Dataset entries.
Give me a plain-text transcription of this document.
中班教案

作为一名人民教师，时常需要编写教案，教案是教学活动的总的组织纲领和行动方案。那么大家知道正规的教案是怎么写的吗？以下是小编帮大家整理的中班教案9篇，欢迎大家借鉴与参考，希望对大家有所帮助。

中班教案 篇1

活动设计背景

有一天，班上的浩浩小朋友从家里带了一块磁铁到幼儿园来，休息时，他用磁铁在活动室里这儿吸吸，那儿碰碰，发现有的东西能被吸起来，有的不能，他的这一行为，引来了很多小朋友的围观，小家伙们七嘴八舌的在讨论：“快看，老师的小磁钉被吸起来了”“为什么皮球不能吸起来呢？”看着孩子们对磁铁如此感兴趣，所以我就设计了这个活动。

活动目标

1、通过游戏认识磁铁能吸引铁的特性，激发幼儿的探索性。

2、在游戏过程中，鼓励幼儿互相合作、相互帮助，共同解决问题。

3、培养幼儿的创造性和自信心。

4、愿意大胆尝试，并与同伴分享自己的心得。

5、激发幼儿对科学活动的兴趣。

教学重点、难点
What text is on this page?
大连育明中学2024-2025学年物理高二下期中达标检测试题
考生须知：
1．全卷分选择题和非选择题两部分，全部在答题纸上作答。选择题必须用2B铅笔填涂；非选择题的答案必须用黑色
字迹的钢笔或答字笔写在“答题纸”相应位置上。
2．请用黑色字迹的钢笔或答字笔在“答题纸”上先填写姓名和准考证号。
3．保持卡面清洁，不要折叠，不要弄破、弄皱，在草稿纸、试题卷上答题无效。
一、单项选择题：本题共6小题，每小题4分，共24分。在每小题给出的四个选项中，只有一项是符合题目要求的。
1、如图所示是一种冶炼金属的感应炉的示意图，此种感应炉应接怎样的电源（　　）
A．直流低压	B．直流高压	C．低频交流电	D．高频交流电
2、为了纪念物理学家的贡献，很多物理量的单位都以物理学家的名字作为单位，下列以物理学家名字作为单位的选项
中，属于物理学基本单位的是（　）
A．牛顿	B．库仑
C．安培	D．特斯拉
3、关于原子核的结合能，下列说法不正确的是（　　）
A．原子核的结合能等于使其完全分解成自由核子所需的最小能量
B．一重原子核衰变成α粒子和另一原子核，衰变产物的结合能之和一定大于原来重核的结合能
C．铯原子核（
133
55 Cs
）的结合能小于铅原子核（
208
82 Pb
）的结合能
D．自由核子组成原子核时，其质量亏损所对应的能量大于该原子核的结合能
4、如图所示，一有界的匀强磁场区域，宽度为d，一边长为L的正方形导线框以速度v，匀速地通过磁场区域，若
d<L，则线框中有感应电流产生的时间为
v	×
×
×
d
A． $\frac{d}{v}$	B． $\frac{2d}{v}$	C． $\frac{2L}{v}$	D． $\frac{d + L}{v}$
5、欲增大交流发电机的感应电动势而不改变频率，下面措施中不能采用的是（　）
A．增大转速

WHAT THIS TASK INVOLVES. Copy each line holding the word "text" from the listing above.

ANSWER TO THE TASK.
Give me a plain-text transcription of this document.
What text is on this page?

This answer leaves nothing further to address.